(Spatial layout entries)
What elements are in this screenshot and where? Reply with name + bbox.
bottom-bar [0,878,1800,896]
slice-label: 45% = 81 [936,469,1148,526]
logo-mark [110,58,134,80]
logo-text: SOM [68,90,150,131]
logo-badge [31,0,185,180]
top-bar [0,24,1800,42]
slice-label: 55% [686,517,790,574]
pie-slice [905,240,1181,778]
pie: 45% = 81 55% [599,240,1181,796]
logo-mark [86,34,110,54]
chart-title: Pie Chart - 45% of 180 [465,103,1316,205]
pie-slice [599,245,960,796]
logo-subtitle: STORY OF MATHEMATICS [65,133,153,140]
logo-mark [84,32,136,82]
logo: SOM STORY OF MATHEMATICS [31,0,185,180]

---

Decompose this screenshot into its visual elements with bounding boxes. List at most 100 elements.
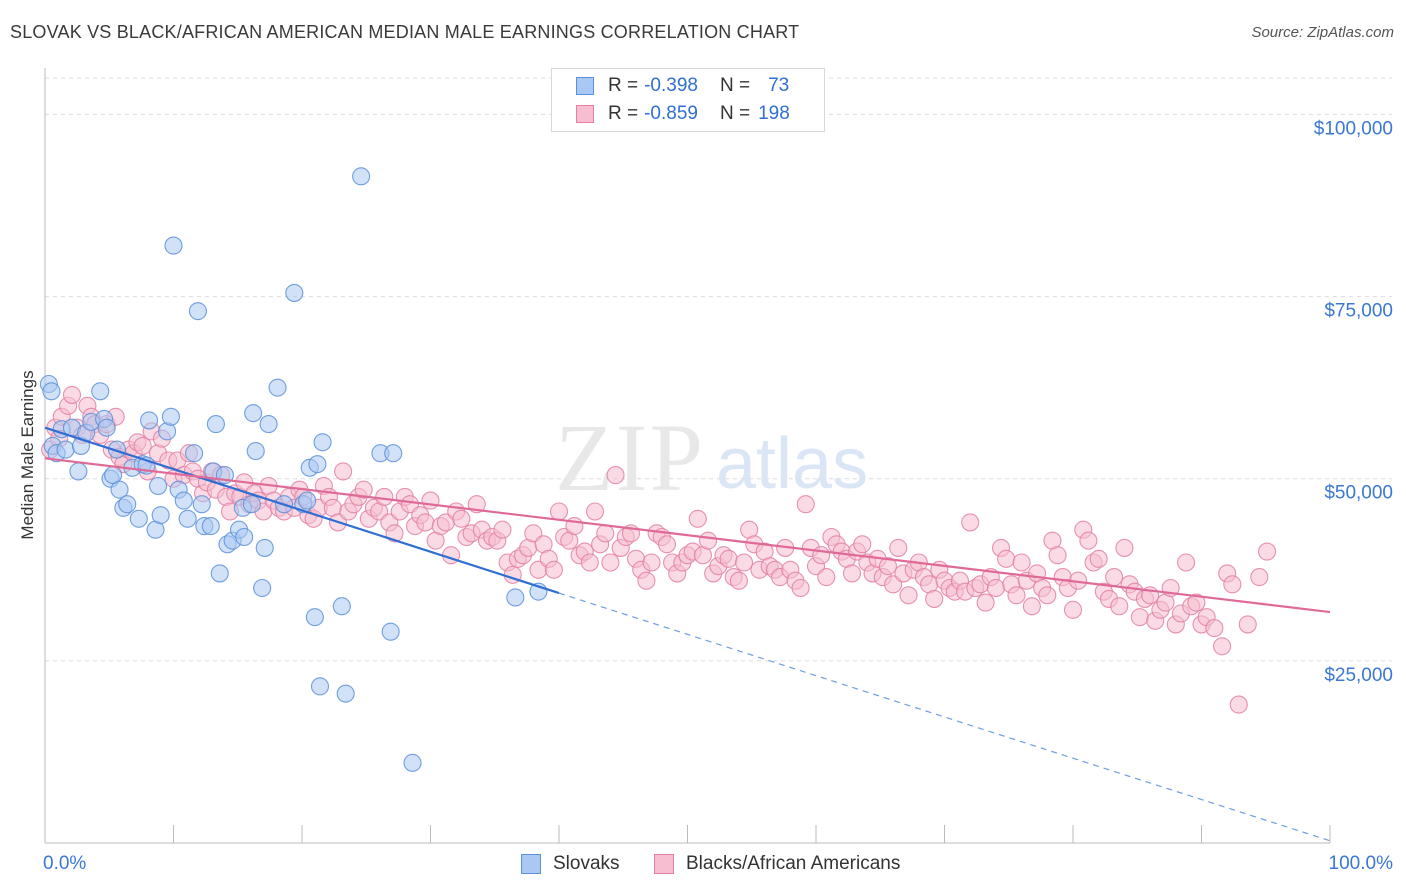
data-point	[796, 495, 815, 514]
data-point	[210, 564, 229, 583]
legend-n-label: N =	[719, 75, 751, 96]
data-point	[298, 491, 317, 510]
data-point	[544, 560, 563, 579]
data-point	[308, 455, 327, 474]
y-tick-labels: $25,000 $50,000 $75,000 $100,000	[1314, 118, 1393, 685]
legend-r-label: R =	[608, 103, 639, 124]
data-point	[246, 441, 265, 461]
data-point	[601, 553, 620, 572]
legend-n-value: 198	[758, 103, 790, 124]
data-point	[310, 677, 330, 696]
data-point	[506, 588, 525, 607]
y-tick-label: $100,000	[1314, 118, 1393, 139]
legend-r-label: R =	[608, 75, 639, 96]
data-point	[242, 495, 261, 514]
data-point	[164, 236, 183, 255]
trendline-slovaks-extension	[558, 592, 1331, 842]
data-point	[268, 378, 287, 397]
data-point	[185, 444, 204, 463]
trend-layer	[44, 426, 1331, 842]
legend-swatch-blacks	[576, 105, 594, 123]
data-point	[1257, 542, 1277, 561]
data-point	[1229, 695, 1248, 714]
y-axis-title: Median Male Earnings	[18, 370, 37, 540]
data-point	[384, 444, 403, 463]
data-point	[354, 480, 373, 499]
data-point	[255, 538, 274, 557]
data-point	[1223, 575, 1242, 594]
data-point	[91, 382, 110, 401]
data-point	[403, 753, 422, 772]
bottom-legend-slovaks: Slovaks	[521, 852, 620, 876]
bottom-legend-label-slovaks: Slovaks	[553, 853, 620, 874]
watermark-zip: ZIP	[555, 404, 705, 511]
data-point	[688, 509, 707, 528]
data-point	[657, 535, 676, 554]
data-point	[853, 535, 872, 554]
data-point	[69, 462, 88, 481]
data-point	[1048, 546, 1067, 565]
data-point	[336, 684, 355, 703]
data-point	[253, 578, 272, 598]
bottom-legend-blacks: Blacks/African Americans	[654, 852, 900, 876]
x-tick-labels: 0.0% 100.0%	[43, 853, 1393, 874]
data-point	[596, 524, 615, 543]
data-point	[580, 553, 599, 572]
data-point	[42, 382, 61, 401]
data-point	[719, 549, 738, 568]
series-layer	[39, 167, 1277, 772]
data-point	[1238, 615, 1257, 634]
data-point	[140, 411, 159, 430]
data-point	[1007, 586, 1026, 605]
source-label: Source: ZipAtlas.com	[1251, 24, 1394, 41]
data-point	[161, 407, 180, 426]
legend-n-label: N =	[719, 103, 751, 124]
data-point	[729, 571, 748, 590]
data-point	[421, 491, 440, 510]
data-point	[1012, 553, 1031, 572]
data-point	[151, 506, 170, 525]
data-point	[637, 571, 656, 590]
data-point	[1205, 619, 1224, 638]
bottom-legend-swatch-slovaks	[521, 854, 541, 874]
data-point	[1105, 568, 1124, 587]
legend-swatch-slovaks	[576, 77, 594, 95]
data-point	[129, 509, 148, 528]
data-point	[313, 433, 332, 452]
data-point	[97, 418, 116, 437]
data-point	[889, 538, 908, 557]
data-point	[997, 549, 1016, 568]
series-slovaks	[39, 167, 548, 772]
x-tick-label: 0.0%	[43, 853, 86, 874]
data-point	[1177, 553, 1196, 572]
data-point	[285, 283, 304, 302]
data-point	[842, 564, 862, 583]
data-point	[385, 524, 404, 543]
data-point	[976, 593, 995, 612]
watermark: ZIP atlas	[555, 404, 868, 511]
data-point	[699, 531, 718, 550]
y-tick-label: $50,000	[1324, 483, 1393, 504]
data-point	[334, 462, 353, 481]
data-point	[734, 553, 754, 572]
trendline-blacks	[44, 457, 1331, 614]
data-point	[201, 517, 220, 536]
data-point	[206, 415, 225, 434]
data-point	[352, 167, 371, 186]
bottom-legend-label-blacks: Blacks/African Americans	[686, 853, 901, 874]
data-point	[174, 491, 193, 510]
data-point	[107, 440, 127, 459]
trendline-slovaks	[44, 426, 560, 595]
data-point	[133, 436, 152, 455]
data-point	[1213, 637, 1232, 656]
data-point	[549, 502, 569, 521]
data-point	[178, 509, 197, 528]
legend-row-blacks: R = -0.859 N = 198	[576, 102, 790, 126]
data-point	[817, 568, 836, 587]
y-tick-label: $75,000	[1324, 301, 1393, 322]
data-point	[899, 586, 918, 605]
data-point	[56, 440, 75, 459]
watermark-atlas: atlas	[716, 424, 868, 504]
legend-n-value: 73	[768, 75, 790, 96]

> _TASK REQUIREMENTS_:
Write out the stretch of material from the line containing "What elements are" through the line containing "top-bar [0,24,1800,42]", swapping "logo-text" for "brand-text" and leaving every other character unchanged.

> _TASK RESULT_:
What elements are in this screenshot and where? Reply with name + bbox.
bottom-bar [0,878,1800,896]
slice-label: 45% = 81 [936,469,1148,526]
logo-mark [110,58,134,80]
brand-text: SOM [68,90,150,131]
logo-badge [31,0,185,180]
top-bar [0,24,1800,42]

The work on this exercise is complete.